* Record extracts
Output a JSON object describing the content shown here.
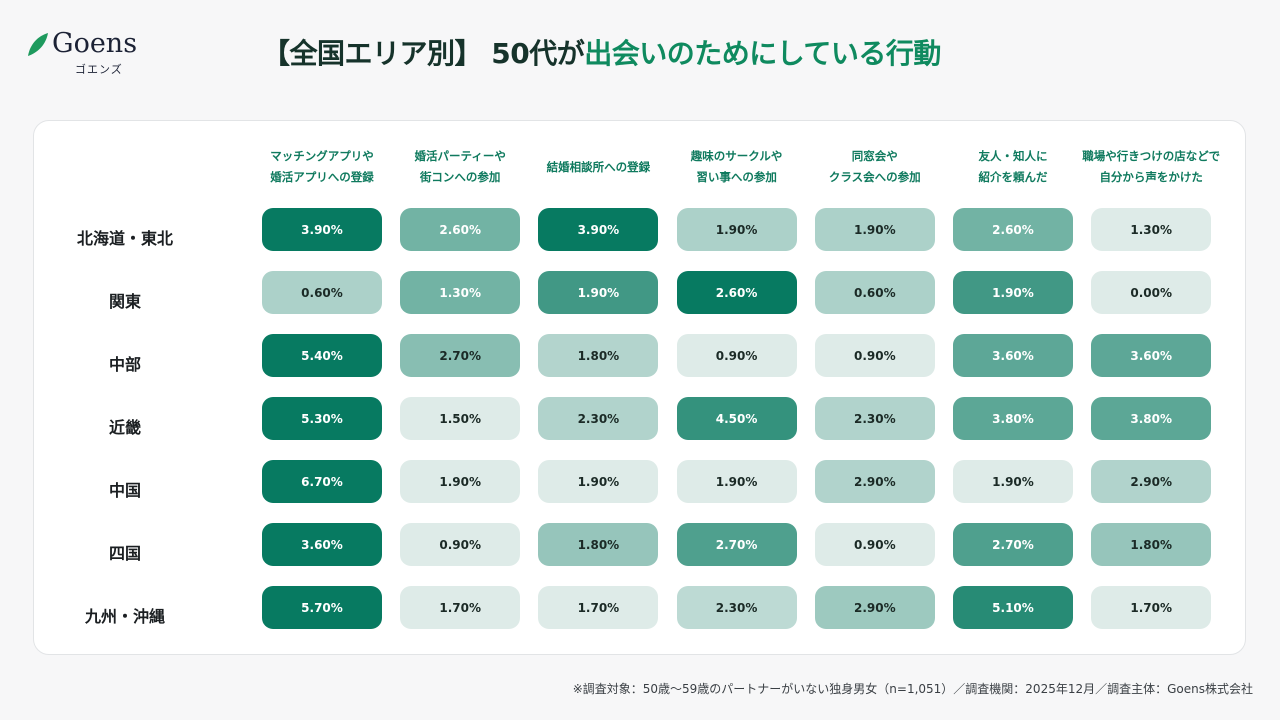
{
  "brand": {
    "name": "Goens",
    "kana": "ゴエンズ",
    "leaf_color": "#1e9a5e"
  },
  "header": {
    "title_prefix": "【全国エリア別】 50代が",
    "title_accent": "出会いのためにしている行動"
  },
  "colors": {
    "low": "#e9f1ef",
    "high": "#077a61",
    "accent": "#0f8a5f"
  },
  "chart_data": {
    "type": "heatmap",
    "title": "【全国エリア別】 50代が出会いのためにしている行動",
    "columns": [
      "マッチングアプリや\n婚活アプリへの登録",
      "婚活パーティーや\n街コンへの参加",
      "結婚相談所への登録",
      "趣味のサークルや\n習い事への参加",
      "同窓会や\nクラス会への参加",
      "友人・知人に\n紹介を頼んだ",
      "職場や行きつけの店などで\n自分から声をかけた"
    ],
    "rows": [
      {
        "label": "北海道・東北",
        "values": [
          3.9,
          2.6,
          3.9,
          1.9,
          1.9,
          2.6,
          1.3
        ]
      },
      {
        "label": "関東",
        "values": [
          0.6,
          1.3,
          1.9,
          2.6,
          0.6,
          1.9,
          0.0
        ]
      },
      {
        "label": "中部",
        "values": [
          5.4,
          2.7,
          1.8,
          0.9,
          0.9,
          3.6,
          3.6
        ]
      },
      {
        "label": "近畿",
        "values": [
          5.3,
          1.5,
          2.3,
          4.5,
          2.3,
          3.8,
          3.8
        ]
      },
      {
        "label": "中国",
        "values": [
          6.7,
          1.9,
          1.9,
          1.9,
          2.9,
          1.9,
          2.9
        ]
      },
      {
        "label": "四国",
        "values": [
          3.6,
          0.9,
          1.8,
          2.7,
          0.9,
          2.7,
          1.8
        ]
      },
      {
        "label": "九州・沖縄",
        "values": [
          5.7,
          1.7,
          1.7,
          2.3,
          2.9,
          5.1,
          1.7
        ]
      }
    ],
    "unit": "%",
    "color_scale": "per-row min-max"
  },
  "footnote": "※調査対象：50歳〜59歳のパートナーがいない独身男女（n=1,051）／調査機関：2025年12月／調査主体：Goens株式会社"
}
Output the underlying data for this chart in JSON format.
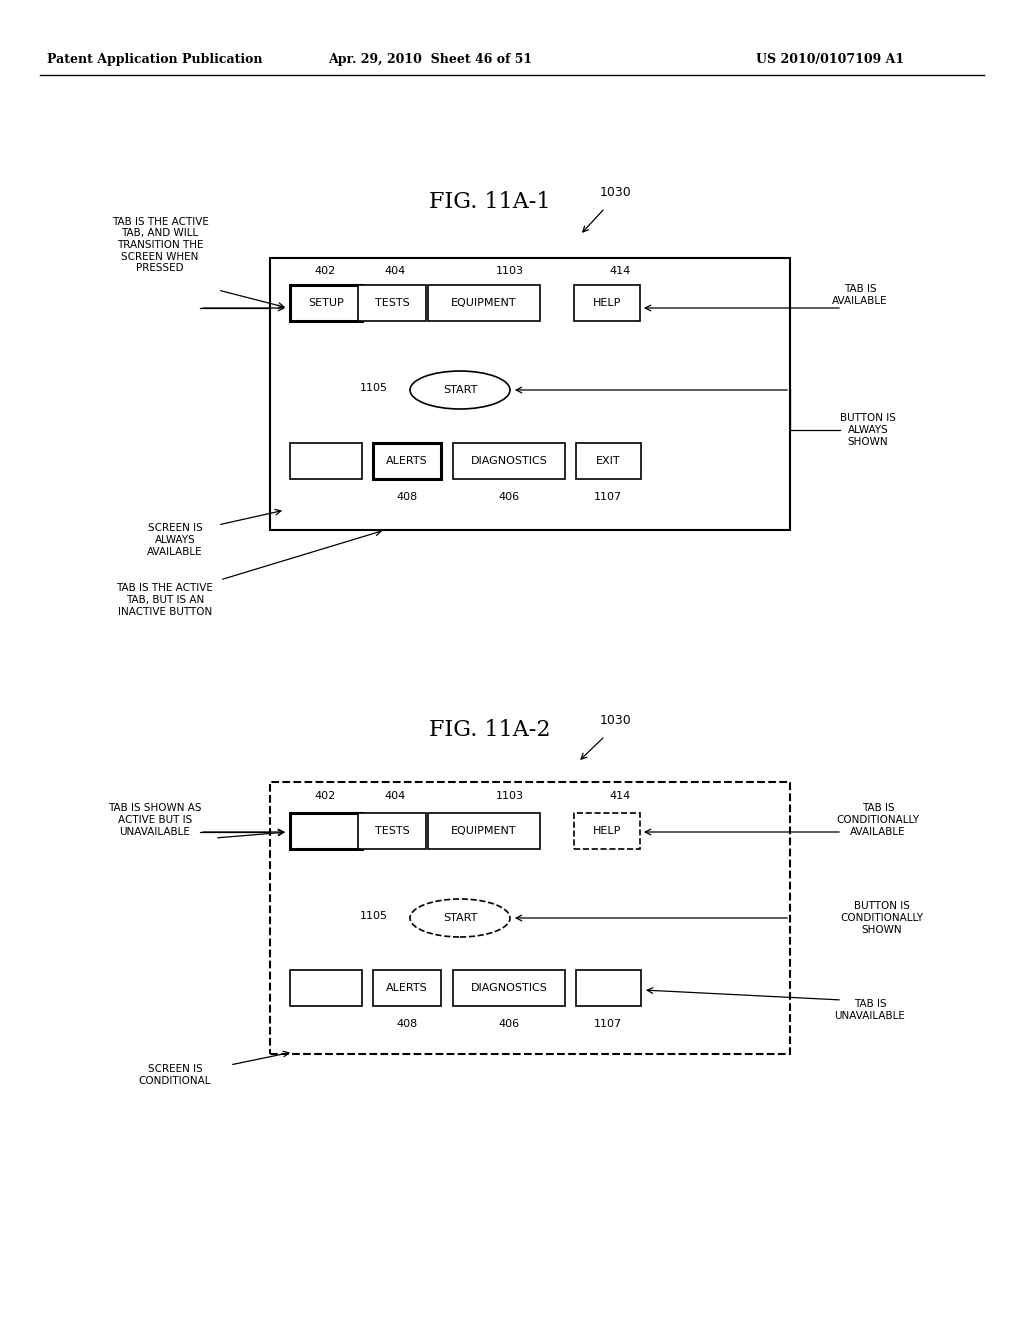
{
  "bg_color": "#ffffff",
  "header_left": "Patent Application Publication",
  "header_mid": "Apr. 29, 2010  Sheet 46 of 51",
  "header_right": "US 2010/0107109 A1",
  "fig1_title": "FIG. 11A-1",
  "fig2_title": "FIG. 11A-2",
  "label_1030": "1030",
  "label_1105": "1105",
  "top_labels_1": [
    "402",
    "404",
    "1103",
    "414"
  ],
  "top_labels_2": [
    "402",
    "404",
    "1103",
    "414"
  ],
  "bot_labels_1": [
    "408",
    "406",
    "1107"
  ],
  "bot_labels_2": [
    "408",
    "406",
    "1107"
  ]
}
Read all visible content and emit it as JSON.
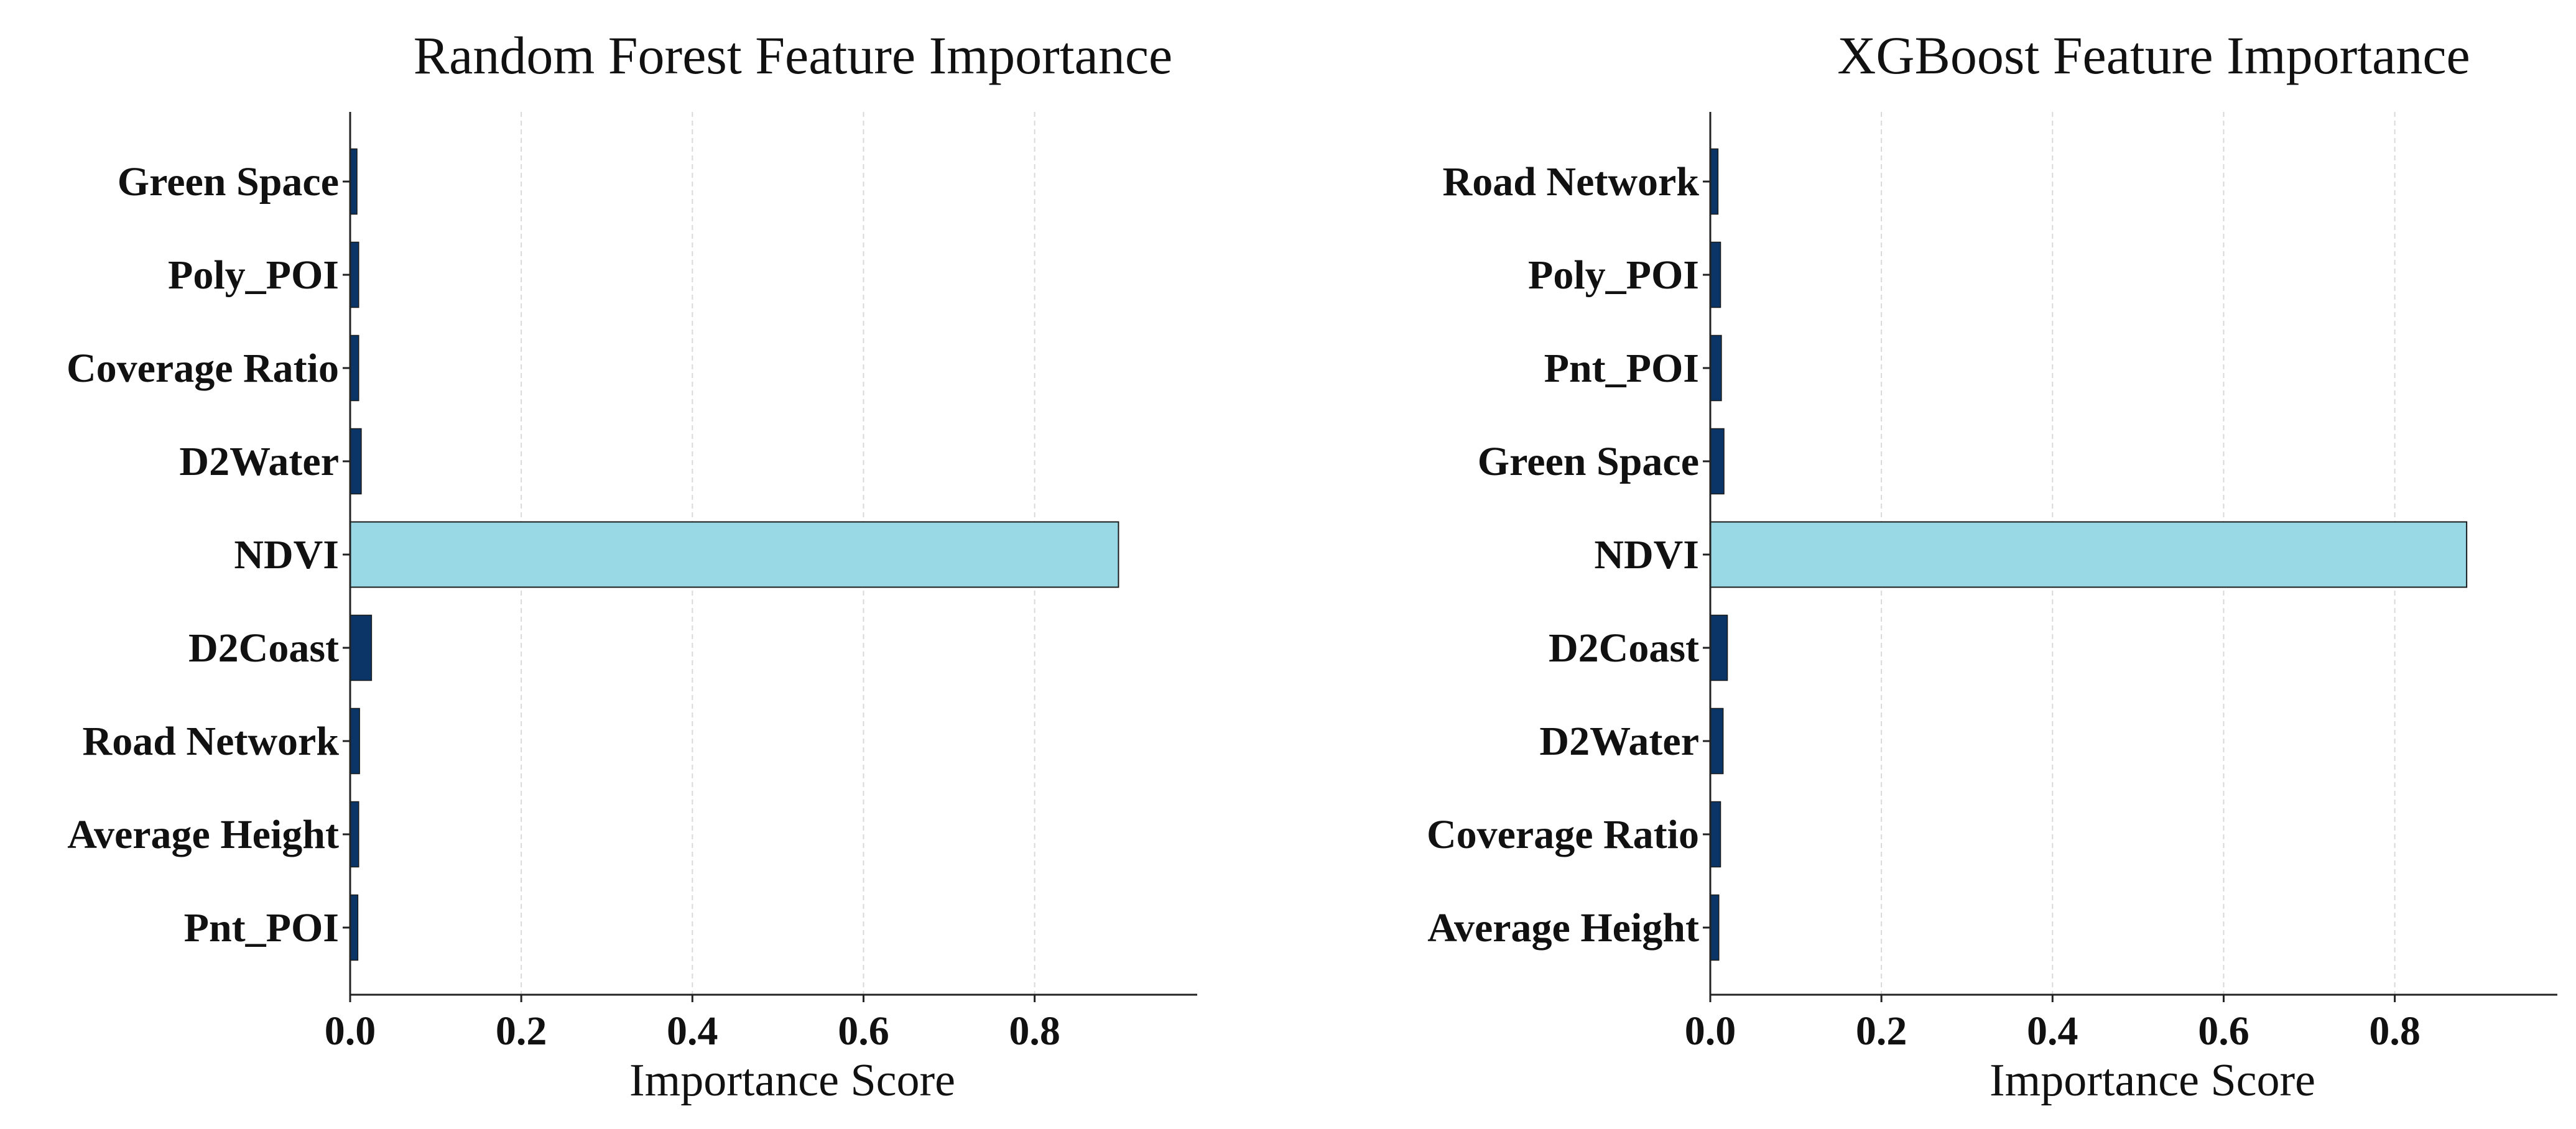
{
  "chart_data": [
    {
      "type": "bar",
      "orientation": "horizontal",
      "title": "Random Forest Feature Importance",
      "xlabel": "Importance Score",
      "ylabel": "",
      "xlim": [
        0,
        0.99
      ],
      "xticks": [
        "0.0",
        "0.2",
        "0.4",
        "0.6",
        "0.8"
      ],
      "grid": "x-dashed",
      "categories": [
        "Green Space",
        "Poly_POI",
        "Coverage Ratio",
        "D2Water",
        "NDVI",
        "D2Coast",
        "Road Network",
        "Average Height",
        "Pnt_POI"
      ],
      "values": [
        0.008,
        0.01,
        0.01,
        0.013,
        0.898,
        0.025,
        0.011,
        0.01,
        0.009
      ],
      "highlight": "NDVI",
      "bar_color": "#0b3467",
      "highlight_color": "#99d9e6"
    },
    {
      "type": "bar",
      "orientation": "horizontal",
      "title": "XGBoost Feature Importance",
      "xlabel": "Importance Score",
      "ylabel": "",
      "xlim": [
        0,
        0.99
      ],
      "xticks": [
        "0.0",
        "0.2",
        "0.4",
        "0.6",
        "0.8"
      ],
      "grid": "x-dashed",
      "categories": [
        "Road Network",
        "Poly_POI",
        "Pnt_POI",
        "Green Space",
        "NDVI",
        "D2Coast",
        "D2Water",
        "Coverage Ratio",
        "Average Height"
      ],
      "values": [
        0.009,
        0.012,
        0.013,
        0.016,
        0.884,
        0.02,
        0.015,
        0.012,
        0.01
      ],
      "highlight": "NDVI",
      "bar_color": "#0b3467",
      "highlight_color": "#99d9e6"
    }
  ]
}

* Request
Leave the pictures out and reproduce each record exactly as written.

* Reply to the exercise
Output a JSON object describing the content shown here.
{
  "brand": {
    "name": "Goens",
    "kana": "ゴエンズ",
    "leaf_color": "#1e9a5e"
  },
  "header": {
    "title_prefix": "【全国エリア別】 50代が",
    "title_accent": "出会いのためにしている行動"
  },
  "colors": {
    "low": "#e9f1ef",
    "high": "#077a61",
    "accent": "#0f8a5f"
  },
  "chart_data": {
    "type": "heatmap",
    "title": "【全国エリア別】 50代が出会いのためにしている行動",
    "columns": [
      "マッチングアプリや\n婚活アプリへの登録",
      "婚活パーティーや\n街コンへの参加",
      "結婚相談所への登録",
      "趣味のサークルや\n習い事への参加",
      "同窓会や\nクラス会への参加",
      "友人・知人に\n紹介を頼んだ",
      "職場や行きつけの店などで\n自分から声をかけた"
    ],
    "rows": [
      {
        "label": "北海道・東北",
        "values": [
          3.9,
          2.6,
          3.9,
          1.9,
          1.9,
          2.6,
          1.3
        ]
      },
      {
        "label": "関東",
        "values": [
          0.6,
          1.3,
          1.9,
          2.6,
          0.6,
          1.9,
          0.0
        ]
      },
      {
        "label": "中部",
        "values": [
          5.4,
          2.7,
          1.8,
          0.9,
          0.9,
          3.6,
          3.6
        ]
      },
      {
        "label": "近畿",
        "values": [
          5.3,
          1.5,
          2.3,
          4.5,
          2.3,
          3.8,
          3.8
        ]
      },
      {
        "label": "中国",
        "values": [
          6.7,
          1.9,
          1.9,
          1.9,
          2.9,
          1.9,
          2.9
        ]
      },
      {
        "label": "四国",
        "values": [
          3.6,
          0.9,
          1.8,
          2.7,
          0.9,
          2.7,
          1.8
        ]
      },
      {
        "label": "九州・沖縄",
        "values": [
          5.7,
          1.7,
          1.7,
          2.3,
          2.9,
          5.1,
          1.7
        ]
      }
    ],
    "unit": "%",
    "color_scale": "per-row min-max"
  },
  "footnote": "※調査対象：50歳〜59歳のパートナーがいない独身男女（n=1,051）／調査機関：2025年12月／調査主体：Goens株式会社"
}
Output the underlying data for this chart in JSON format.
{
  "bg_color": "#ffffff",
  "header_left": "Patent Application Publication",
  "header_mid": "Apr. 29, 2010  Sheet 46 of 51",
  "header_right": "US 2010/0107109 A1",
  "fig1_title": "FIG. 11A-1",
  "fig2_title": "FIG. 11A-2",
  "label_1030": "1030",
  "label_1105": "1105",
  "top_labels_1": [
    "402",
    "404",
    "1103",
    "414"
  ],
  "top_labels_2": [
    "402",
    "404",
    "1103",
    "414"
  ],
  "bot_labels_1": [
    "408",
    "406",
    "1107"
  ],
  "bot_labels_2": [
    "408",
    "406",
    "1107"
  ]
}
Read all visible content and emit it as JSON.
{
  "chart_data": [
    {
      "type": "bar",
      "orientation": "horizontal",
      "title": "Random Forest Feature Importance",
      "xlabel": "Importance Score",
      "ylabel": "",
      "xlim": [
        0,
        0.99
      ],
      "xticks": [
        "0.0",
        "0.2",
        "0.4",
        "0.6",
        "0.8"
      ],
      "grid": "x-dashed",
      "categories": [
        "Green Space",
        "Poly_POI",
        "Coverage Ratio",
        "D2Water",
        "NDVI",
        "D2Coast",
        "Road Network",
        "Average Height",
        "Pnt_POI"
      ],
      "values": [
        0.008,
        0.01,
        0.01,
        0.013,
        0.898,
        0.025,
        0.011,
        0.01,
        0.009
      ],
      "highlight": "NDVI",
      "bar_color": "#0b3467",
      "highlight_color": "#99d9e6"
    },
    {
      "type": "bar",
      "orientation": "horizontal",
      "title": "XGBoost Feature Importance",
      "xlabel": "Importance Score",
      "ylabel": "",
      "xlim": [
        0,
        0.99
      ],
      "xticks": [
        "0.0",
        "0.2",
        "0.4",
        "0.6",
        "0.8"
      ],
      "grid": "x-dashed",
      "categories": [
        "Road Network",
        "Poly_POI",
        "Pnt_POI",
        "Green Space",
        "NDVI",
        "D2Coast",
        "D2Water",
        "Coverage Ratio",
        "Average Height"
      ],
      "values": [
        0.009,
        0.012,
        0.013,
        0.016,
        0.884,
        0.02,
        0.015,
        0.012,
        0.01
      ],
      "highlight": "NDVI",
      "bar_color": "#0b3467",
      "highlight_color": "#99d9e6"
    }
  ]
}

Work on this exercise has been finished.